(Entries taken from a collection)

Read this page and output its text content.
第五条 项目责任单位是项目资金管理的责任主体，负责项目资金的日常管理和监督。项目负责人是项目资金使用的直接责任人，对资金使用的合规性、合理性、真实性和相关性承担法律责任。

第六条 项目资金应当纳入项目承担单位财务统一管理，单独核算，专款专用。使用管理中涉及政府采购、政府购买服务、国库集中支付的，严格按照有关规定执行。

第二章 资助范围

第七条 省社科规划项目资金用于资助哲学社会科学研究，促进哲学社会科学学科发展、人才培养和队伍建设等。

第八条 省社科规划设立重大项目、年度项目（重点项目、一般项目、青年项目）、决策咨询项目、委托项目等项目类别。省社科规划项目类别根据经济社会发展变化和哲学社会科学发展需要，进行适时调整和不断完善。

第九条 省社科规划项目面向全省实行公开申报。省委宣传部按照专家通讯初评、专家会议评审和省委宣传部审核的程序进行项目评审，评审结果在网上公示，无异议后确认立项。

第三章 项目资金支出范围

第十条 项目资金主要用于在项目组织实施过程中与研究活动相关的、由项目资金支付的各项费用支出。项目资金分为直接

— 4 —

--

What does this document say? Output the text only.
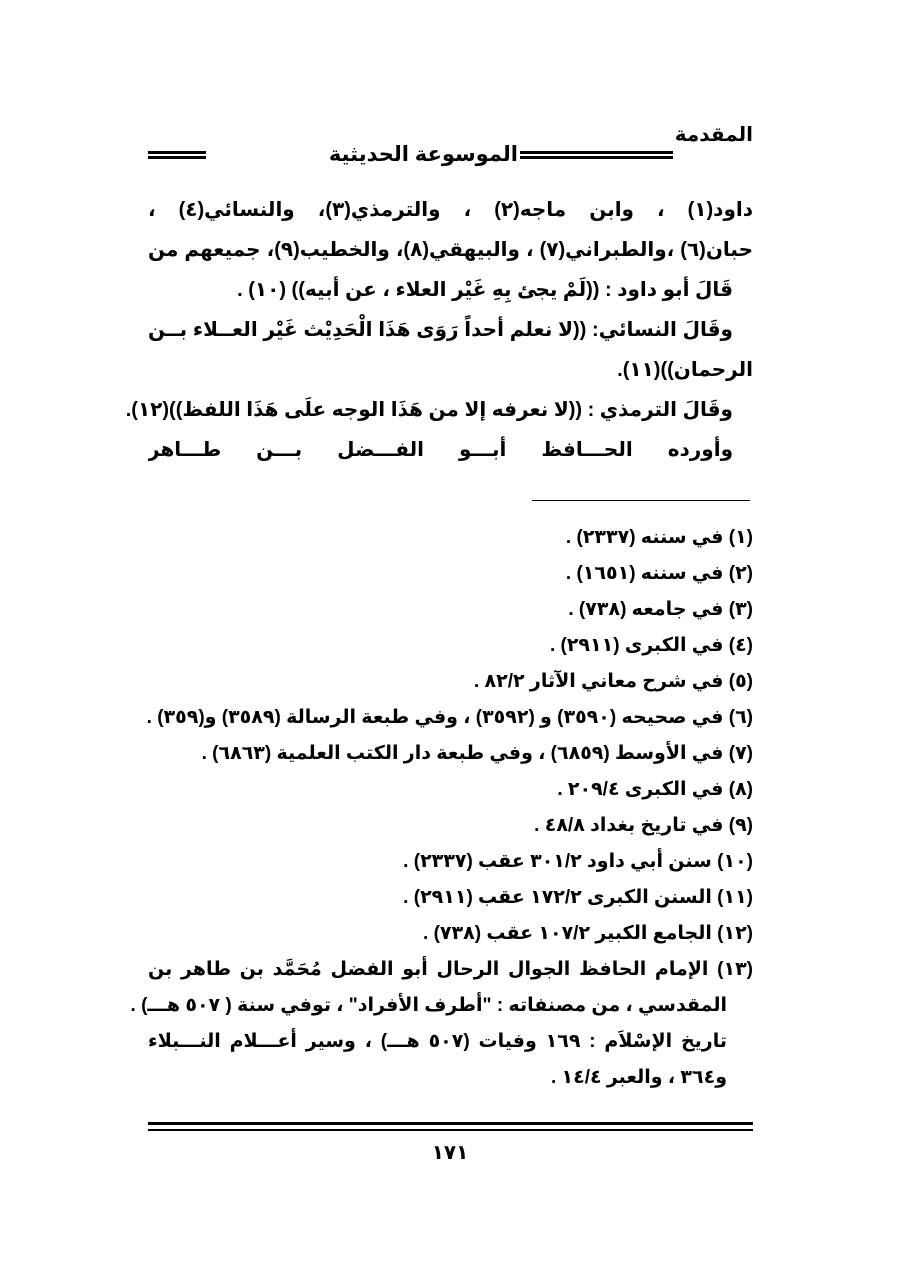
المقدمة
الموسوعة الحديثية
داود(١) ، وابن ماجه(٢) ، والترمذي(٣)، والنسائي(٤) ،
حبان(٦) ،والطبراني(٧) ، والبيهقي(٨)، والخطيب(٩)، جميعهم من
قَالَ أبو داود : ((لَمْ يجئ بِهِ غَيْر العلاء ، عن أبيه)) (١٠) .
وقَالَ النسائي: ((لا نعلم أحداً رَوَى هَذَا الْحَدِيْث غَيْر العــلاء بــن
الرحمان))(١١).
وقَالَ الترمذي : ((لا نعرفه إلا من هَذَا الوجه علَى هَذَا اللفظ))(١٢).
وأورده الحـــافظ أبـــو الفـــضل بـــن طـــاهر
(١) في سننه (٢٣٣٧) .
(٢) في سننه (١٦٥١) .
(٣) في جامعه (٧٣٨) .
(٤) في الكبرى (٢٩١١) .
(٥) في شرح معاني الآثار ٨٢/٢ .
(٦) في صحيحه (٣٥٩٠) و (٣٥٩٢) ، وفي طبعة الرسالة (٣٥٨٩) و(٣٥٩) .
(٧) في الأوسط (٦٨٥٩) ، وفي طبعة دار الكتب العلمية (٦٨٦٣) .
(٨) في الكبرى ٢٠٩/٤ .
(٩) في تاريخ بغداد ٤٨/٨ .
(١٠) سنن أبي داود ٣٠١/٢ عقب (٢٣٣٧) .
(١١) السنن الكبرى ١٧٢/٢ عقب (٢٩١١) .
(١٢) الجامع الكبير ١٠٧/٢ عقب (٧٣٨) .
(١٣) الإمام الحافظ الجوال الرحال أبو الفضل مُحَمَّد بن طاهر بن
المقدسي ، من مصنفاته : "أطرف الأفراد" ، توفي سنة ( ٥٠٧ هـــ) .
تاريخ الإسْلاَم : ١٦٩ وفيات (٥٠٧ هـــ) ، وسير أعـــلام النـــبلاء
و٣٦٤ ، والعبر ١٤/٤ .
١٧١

...

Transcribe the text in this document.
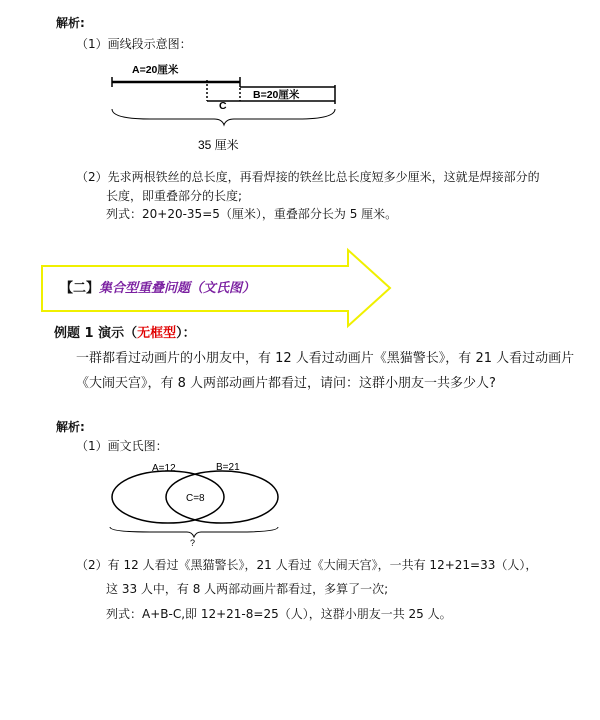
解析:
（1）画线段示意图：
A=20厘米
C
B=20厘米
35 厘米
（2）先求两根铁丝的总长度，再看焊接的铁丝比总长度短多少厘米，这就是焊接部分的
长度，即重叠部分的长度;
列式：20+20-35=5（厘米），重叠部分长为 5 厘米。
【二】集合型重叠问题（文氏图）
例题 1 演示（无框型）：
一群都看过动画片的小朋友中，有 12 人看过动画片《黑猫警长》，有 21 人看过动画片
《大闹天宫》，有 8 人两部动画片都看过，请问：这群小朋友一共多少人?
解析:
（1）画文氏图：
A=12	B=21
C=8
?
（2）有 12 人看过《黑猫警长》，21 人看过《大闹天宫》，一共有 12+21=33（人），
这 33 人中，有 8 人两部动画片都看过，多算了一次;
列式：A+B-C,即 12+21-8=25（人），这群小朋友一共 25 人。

» Stated problem:
Copy all the lines above that hold the string "黑猫警长".

» The completed task:
一群都看过动画片的小朋友中，有 12 人看过动画片《黑猫警长》，有 21 人看过动画片
（2）有 12 人看过《黑猫警长》，21 人看过《大闹天宫》，一共有 12+21=33（人），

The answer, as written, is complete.